_Given instruction_
Give every line below again, exactly.
** Start Data shown **
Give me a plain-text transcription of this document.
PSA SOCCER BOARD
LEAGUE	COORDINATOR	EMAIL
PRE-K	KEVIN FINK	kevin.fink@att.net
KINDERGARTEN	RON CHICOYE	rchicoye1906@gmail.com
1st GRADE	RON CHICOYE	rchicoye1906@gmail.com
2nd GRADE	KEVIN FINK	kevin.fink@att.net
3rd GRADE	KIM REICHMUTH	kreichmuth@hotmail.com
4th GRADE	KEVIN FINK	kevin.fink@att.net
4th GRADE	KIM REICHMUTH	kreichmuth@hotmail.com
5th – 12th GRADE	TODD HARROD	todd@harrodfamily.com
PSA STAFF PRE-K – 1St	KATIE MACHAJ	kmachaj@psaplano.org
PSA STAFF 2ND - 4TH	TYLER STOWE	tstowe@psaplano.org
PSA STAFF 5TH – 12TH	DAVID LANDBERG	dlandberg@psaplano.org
** End Data shown **
_Solution for this problem_
Give me a plain-text transcription of this document.
PSA SOCCER BOARD
LEAGUE	COORDINATOR	EMAIL
PRE-K	KEVIN FINK	kevin.fink@att.net
KINDERGARTEN	RON CHICOYE	rchicoye1906@gmail.com
1st GRADE	RON CHICOYE	rchicoye1906@gmail.com
2nd GRADE	KEVIN FINK	kevin.fink@att.net
3rd GRADE	KIM REICHMUTH	kreichmuth@hotmail.com
4th GRADE	KEVIN FINK	kevin.fink@att.net
4th GRADE	KIM REICHMUTH	kreichmuth@hotmail.com
5th – 12th GRADE	TODD HARROD	todd@harrodfamily.com
PSA STAFF PRE-K – 1St	KATIE MACHAJ	kmachaj@psaplano.org
PSA STAFF 2ND - 4TH	TYLER STOWE	tstowe@psaplano.org
PSA STAFF 5TH – 12TH	DAVID LANDBERG	dlandberg@psaplano.org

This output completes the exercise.